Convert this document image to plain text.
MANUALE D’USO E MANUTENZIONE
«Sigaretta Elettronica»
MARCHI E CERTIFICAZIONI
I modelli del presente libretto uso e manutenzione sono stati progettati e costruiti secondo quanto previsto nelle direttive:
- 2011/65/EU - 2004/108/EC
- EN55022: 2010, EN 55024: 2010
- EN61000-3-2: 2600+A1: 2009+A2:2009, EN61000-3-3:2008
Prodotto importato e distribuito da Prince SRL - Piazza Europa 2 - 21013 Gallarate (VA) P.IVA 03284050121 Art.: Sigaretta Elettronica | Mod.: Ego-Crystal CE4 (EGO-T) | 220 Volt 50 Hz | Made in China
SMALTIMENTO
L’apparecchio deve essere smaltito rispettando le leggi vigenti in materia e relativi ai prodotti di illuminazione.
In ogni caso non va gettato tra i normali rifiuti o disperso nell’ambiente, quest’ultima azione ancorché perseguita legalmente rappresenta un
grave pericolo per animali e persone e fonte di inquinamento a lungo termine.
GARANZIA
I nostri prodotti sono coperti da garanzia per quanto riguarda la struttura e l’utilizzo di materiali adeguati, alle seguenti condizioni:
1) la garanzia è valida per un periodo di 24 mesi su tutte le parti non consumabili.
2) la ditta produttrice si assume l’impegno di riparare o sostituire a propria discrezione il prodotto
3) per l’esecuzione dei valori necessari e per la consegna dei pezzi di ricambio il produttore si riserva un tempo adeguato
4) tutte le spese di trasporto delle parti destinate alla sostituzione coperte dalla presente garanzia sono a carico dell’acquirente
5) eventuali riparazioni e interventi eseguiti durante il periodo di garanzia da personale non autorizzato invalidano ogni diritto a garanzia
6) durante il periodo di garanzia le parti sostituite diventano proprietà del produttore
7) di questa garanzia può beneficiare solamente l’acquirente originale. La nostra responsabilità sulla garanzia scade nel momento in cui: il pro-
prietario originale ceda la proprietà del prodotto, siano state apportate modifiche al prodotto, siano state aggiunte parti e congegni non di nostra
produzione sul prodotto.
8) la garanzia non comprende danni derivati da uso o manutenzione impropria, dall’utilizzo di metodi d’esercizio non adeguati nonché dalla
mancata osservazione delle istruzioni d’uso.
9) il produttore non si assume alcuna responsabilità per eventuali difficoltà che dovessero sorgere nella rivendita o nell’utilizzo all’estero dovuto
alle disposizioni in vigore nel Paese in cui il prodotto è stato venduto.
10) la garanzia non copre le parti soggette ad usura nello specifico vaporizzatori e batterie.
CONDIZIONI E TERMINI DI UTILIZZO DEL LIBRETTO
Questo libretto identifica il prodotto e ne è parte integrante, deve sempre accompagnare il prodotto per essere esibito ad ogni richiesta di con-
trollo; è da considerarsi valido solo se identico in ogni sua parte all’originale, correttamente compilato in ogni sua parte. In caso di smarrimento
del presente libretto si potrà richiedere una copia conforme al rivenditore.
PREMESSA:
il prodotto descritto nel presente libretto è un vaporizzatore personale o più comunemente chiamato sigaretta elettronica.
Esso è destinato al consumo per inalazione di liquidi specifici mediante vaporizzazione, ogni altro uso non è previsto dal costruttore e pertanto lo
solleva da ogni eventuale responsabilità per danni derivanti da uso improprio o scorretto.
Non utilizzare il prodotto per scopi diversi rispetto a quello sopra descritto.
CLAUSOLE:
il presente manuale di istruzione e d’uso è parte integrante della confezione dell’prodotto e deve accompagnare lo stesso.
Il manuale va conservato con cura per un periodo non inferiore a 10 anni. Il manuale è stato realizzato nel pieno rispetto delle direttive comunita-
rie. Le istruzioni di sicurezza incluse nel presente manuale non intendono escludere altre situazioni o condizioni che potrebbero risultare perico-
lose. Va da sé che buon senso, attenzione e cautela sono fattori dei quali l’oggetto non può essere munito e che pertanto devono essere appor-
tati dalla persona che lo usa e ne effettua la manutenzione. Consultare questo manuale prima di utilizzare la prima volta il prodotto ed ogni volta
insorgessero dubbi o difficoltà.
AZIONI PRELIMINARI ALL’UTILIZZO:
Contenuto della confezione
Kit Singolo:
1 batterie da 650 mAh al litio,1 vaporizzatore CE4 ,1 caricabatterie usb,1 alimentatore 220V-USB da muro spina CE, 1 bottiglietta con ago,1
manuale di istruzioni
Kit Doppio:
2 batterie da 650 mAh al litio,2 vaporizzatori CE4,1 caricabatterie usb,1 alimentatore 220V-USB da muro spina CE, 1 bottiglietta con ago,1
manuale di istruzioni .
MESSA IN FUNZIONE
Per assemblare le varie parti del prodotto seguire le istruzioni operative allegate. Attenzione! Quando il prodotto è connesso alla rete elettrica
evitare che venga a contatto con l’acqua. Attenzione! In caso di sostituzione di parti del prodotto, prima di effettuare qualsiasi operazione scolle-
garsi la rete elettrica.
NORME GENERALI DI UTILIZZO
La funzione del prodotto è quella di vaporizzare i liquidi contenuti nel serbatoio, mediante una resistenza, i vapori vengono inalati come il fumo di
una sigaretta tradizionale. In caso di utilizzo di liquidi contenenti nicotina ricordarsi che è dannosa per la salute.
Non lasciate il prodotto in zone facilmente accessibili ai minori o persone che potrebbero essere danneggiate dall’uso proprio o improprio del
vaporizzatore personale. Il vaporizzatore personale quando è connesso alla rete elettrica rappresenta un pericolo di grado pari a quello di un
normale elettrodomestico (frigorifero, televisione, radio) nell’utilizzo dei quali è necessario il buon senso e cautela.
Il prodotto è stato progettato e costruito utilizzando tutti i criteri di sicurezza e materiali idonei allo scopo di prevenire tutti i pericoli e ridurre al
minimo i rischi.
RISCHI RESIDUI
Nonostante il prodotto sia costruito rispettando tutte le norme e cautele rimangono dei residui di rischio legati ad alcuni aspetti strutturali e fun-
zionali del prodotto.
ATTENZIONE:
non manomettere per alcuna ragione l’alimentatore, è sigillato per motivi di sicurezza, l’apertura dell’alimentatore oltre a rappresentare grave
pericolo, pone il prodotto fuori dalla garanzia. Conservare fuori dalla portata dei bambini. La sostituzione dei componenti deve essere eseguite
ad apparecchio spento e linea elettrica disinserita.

------------------------------------------------------------

◆ What this task involves: Reproduce each line verbatim.

◆ Complete response:
Convert this document image to plain text.
MANUALE D’USO E MANUTENZIONE
«Sigaretta Elettronica»
MARCHI E CERTIFICAZIONI
I modelli del presente libretto uso e manutenzione sono stati progettati e costruiti secondo quanto previsto nelle direttive:
- 2011/65/EU - 2004/108/EC
- EN55022: 2010, EN 55024: 2010
- EN61000-3-2: 2600+A1: 2009+A2:2009, EN61000-3-3:2008
Prodotto importato e distribuito da Prince SRL - Piazza Europa 2 - 21013 Gallarate (VA) P.IVA 03284050121 Art.: Sigaretta Elettronica | Mod.: Ego-Crystal CE4 (EGO-T) | 220 Volt 50 Hz | Made in China
SMALTIMENTO
L’apparecchio deve essere smaltito rispettando le leggi vigenti in materia e relativi ai prodotti di illuminazione.
In ogni caso non va gettato tra i normali rifiuti o disperso nell’ambiente, quest’ultima azione ancorché perseguita legalmente rappresenta un
grave pericolo per animali e persone e fonte di inquinamento a lungo termine.
GARANZIA
I nostri prodotti sono coperti da garanzia per quanto riguarda la struttura e l’utilizzo di materiali adeguati, alle seguenti condizioni:
1) la garanzia è valida per un periodo di 24 mesi su tutte le parti non consumabili.
2) la ditta produttrice si assume l’impegno di riparare o sostituire a propria discrezione il prodotto
3) per l’esecuzione dei valori necessari e per la consegna dei pezzi di ricambio il produttore si riserva un tempo adeguato
4) tutte le spese di trasporto delle parti destinate alla sostituzione coperte dalla presente garanzia sono a carico dell’acquirente
5) eventuali riparazioni e interventi eseguiti durante il periodo di garanzia da personale non autorizzato invalidano ogni diritto a garanzia
6) durante il periodo di garanzia le parti sostituite diventano proprietà del produttore
7) di questa garanzia può beneficiare solamente l’acquirente originale. La nostra responsabilità sulla garanzia scade nel momento in cui: il pro-
prietario originale ceda la proprietà del prodotto, siano state apportate modifiche al prodotto, siano state aggiunte parti e congegni non di nostra
produzione sul prodotto.
8) la garanzia non comprende danni derivati da uso o manutenzione impropria, dall’utilizzo di metodi d’esercizio non adeguati nonché dalla
mancata osservazione delle istruzioni d’uso.
9) il produttore non si assume alcuna responsabilità per eventuali difficoltà che dovessero sorgere nella rivendita o nell’utilizzo all’estero dovuto
alle disposizioni in vigore nel Paese in cui il prodotto è stato venduto.
10) la garanzia non copre le parti soggette ad usura nello specifico vaporizzatori e batterie.
CONDIZIONI E TERMINI DI UTILIZZO DEL LIBRETTO
Questo libretto identifica il prodotto e ne è parte integrante, deve sempre accompagnare il prodotto per essere esibito ad ogni richiesta di con-
trollo; è da considerarsi valido solo se identico in ogni sua parte all’originale, correttamente compilato in ogni sua parte. In caso di smarrimento
del presente libretto si potrà richiedere una copia conforme al rivenditore.
PREMESSA:
il prodotto descritto nel presente libretto è un vaporizzatore personale o più comunemente chiamato sigaretta elettronica.
Esso è destinato al consumo per inalazione di liquidi specifici mediante vaporizzazione, ogni altro uso non è previsto dal costruttore e pertanto lo
solleva da ogni eventuale responsabilità per danni derivanti da uso improprio o scorretto.
Non utilizzare il prodotto per scopi diversi rispetto a quello sopra descritto.
CLAUSOLE:
il presente manuale di istruzione e d’uso è parte integrante della confezione dell’prodotto e deve accompagnare lo stesso.
Il manuale va conservato con cura per un periodo non inferiore a 10 anni. Il manuale è stato realizzato nel pieno rispetto delle direttive comunita-
rie. Le istruzioni di sicurezza incluse nel presente manuale non intendono escludere altre situazioni o condizioni che potrebbero risultare perico-
lose. Va da sé che buon senso, attenzione e cautela sono fattori dei quali l’oggetto non può essere munito e che pertanto devono essere appor-
tati dalla persona che lo usa e ne effettua la manutenzione. Consultare questo manuale prima di utilizzare la prima volta il prodotto ed ogni volta
insorgessero dubbi o difficoltà.
AZIONI PRELIMINARI ALL’UTILIZZO:
Contenuto della confezione
Kit Singolo:
1 batterie da 650 mAh al litio,1 vaporizzatore CE4 ,1 caricabatterie usb,1 alimentatore 220V-USB da muro spina CE, 1 bottiglietta con ago,1
manuale di istruzioni
Kit Doppio:
2 batterie da 650 mAh al litio,2 vaporizzatori CE4,1 caricabatterie usb,1 alimentatore 220V-USB da muro spina CE, 1 bottiglietta con ago,1
manuale di istruzioni .
MESSA IN FUNZIONE
Per assemblare le varie parti del prodotto seguire le istruzioni operative allegate. Attenzione! Quando il prodotto è connesso alla rete elettrica
evitare che venga a contatto con l’acqua. Attenzione! In caso di sostituzione di parti del prodotto, prima di effettuare qualsiasi operazione scolle-
garsi la rete elettrica.
NORME GENERALI DI UTILIZZO
La funzione del prodotto è quella di vaporizzare i liquidi contenuti nel serbatoio, mediante una resistenza, i vapori vengono inalati come il fumo di
una sigaretta tradizionale. In caso di utilizzo di liquidi contenenti nicotina ricordarsi che è dannosa per la salute.
Non lasciate il prodotto in zone facilmente accessibili ai minori o persone che potrebbero essere danneggiate dall’uso proprio o improprio del
vaporizzatore personale. Il vaporizzatore personale quando è connesso alla rete elettrica rappresenta un pericolo di grado pari a quello di un
normale elettrodomestico (frigorifero, televisione, radio) nell’utilizzo dei quali è necessario il buon senso e cautela.
Il prodotto è stato progettato e costruito utilizzando tutti i criteri di sicurezza e materiali idonei allo scopo di prevenire tutti i pericoli e ridurre al
minimo i rischi.
RISCHI RESIDUI
Nonostante il prodotto sia costruito rispettando tutte le norme e cautele rimangono dei residui di rischio legati ad alcuni aspetti strutturali e fun-
zionali del prodotto.
ATTENZIONE:
non manomettere per alcuna ragione l’alimentatore, è sigillato per motivi di sicurezza, l’apertura dell’alimentatore oltre a rappresentare grave
pericolo, pone il prodotto fuori dalla garanzia. Conservare fuori dalla portata dei bambini. La sostituzione dei componenti deve essere eseguite
ad apparecchio spento e linea elettrica disinserita.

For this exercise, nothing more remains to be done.